>> Start Given records
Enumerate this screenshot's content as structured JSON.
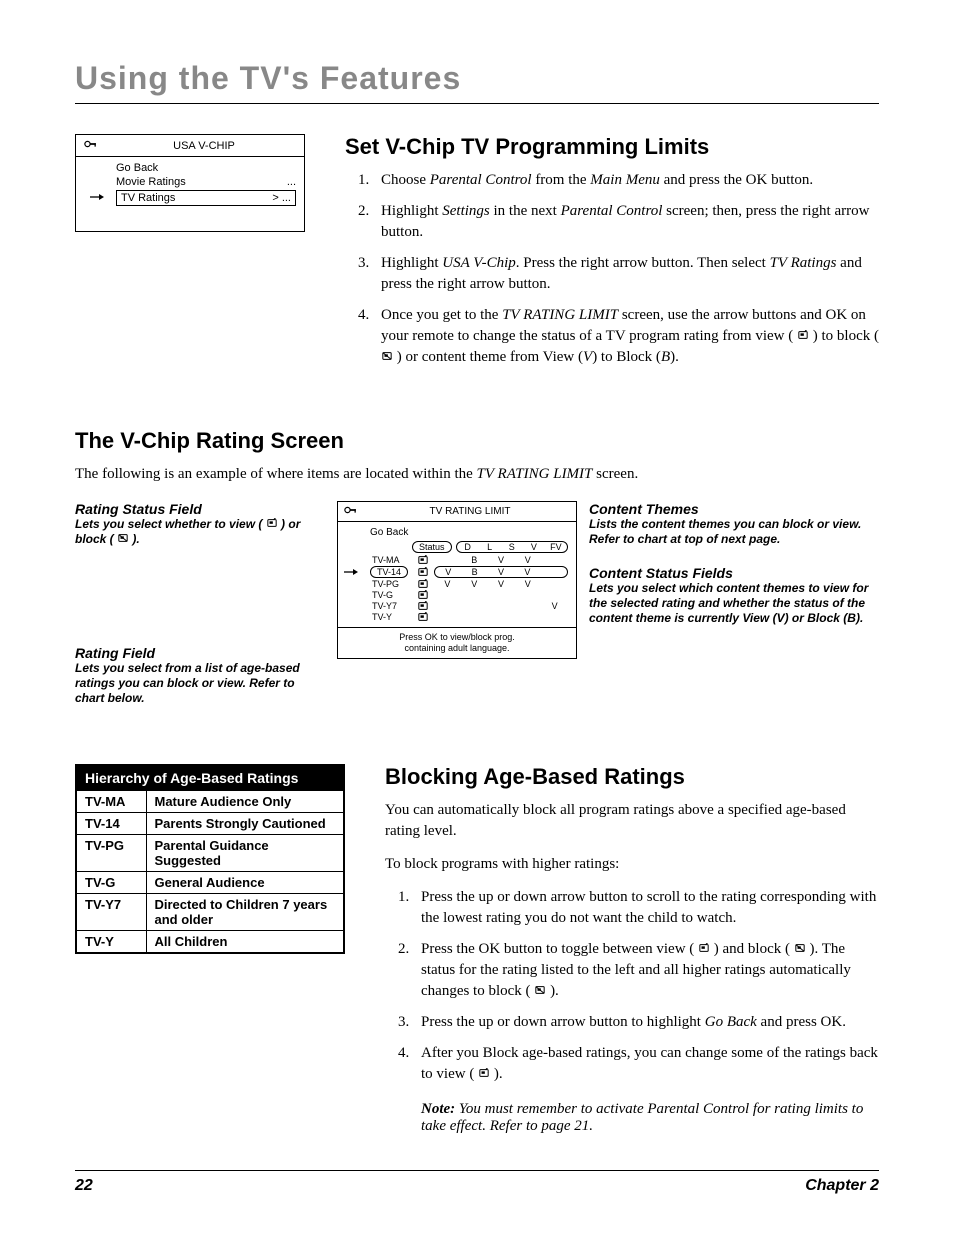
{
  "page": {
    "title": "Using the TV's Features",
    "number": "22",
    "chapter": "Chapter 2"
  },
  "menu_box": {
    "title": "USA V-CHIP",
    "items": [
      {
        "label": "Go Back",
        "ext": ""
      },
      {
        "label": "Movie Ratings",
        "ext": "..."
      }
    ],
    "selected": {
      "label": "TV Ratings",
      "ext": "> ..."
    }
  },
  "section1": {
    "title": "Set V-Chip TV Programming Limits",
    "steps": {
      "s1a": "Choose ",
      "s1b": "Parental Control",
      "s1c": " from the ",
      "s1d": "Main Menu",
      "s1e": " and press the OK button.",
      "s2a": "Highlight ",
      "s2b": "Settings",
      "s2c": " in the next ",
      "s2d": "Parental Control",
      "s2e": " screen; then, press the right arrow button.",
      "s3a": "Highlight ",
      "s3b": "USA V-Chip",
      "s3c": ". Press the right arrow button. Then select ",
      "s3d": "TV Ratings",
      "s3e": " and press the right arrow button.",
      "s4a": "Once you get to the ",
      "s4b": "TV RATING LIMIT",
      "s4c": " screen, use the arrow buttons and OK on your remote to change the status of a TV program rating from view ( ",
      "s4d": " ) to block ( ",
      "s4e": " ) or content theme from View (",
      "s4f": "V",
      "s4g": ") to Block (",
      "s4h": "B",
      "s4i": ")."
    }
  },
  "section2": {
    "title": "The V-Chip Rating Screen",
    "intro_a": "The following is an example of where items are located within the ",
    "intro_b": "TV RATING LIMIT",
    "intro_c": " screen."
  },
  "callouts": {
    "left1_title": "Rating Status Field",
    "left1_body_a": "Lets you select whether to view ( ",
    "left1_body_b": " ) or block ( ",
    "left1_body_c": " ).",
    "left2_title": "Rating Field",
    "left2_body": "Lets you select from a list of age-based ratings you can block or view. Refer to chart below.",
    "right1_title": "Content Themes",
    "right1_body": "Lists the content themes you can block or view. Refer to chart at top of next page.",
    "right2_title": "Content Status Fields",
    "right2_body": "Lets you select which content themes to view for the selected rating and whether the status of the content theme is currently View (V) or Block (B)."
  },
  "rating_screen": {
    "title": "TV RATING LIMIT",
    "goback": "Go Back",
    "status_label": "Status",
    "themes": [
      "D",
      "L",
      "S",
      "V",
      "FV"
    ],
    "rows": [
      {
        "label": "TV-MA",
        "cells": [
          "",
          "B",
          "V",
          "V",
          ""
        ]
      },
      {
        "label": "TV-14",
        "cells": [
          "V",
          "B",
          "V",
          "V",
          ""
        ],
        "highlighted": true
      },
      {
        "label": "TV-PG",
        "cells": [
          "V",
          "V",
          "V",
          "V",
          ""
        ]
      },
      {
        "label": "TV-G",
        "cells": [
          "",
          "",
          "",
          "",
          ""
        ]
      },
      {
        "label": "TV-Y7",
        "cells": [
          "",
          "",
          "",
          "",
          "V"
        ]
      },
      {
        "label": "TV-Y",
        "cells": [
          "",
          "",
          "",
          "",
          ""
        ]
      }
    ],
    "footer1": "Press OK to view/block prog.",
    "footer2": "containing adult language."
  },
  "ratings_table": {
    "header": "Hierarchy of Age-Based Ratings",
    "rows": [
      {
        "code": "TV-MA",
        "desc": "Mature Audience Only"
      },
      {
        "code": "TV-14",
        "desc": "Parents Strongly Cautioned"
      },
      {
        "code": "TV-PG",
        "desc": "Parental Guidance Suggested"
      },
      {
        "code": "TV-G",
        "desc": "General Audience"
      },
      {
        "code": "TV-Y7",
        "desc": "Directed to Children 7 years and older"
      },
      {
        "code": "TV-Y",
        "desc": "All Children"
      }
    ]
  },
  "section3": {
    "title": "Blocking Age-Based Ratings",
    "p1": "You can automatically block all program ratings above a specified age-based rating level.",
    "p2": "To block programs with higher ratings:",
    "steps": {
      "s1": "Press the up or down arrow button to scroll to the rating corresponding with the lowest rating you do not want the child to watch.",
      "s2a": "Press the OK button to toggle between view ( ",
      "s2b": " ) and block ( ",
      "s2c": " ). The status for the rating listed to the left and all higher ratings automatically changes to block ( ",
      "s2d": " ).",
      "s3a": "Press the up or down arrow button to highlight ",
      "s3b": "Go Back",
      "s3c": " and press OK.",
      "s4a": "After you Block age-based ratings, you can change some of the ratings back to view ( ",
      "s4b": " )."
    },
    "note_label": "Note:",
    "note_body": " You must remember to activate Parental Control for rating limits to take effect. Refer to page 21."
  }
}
>> End Given records
>> Start Given records
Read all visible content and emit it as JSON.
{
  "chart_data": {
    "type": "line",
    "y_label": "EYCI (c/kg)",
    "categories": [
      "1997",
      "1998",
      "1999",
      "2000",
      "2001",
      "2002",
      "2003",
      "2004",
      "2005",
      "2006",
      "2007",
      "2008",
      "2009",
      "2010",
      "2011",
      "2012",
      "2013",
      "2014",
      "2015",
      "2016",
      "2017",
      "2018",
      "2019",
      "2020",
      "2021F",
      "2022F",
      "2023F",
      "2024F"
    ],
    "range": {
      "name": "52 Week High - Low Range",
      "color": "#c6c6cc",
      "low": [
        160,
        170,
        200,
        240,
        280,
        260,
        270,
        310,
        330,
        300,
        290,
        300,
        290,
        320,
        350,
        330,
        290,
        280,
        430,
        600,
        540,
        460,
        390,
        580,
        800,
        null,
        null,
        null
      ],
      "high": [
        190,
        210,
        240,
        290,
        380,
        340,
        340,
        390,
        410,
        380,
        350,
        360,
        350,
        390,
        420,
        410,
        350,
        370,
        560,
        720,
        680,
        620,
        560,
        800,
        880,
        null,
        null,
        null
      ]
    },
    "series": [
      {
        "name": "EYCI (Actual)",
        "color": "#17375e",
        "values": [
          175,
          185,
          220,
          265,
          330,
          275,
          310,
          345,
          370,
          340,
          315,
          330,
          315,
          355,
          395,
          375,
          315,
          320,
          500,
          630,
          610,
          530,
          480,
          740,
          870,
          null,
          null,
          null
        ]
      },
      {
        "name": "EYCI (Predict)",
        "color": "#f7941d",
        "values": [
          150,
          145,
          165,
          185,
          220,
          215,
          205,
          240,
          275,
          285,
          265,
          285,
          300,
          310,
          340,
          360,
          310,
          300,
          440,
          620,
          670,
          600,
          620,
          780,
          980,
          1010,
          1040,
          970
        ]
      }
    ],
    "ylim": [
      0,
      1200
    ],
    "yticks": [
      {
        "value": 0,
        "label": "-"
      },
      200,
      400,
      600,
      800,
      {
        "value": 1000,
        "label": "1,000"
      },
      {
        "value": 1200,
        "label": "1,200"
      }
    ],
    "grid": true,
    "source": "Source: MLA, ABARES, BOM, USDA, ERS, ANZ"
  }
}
>> End Given records
Copy, from the material, each line that holds the string "Refer".

- Written solution
    "left2_body": "Lets you select from a list of age-based ratings you can block or view. Refer to chart below.",
    "right1_body": "Lists the content themes you can block or view. Refer to chart at top of next page.",
    "note_body": " You must remember to activate Parental Control for rating limits to take effect. Refer to page 21."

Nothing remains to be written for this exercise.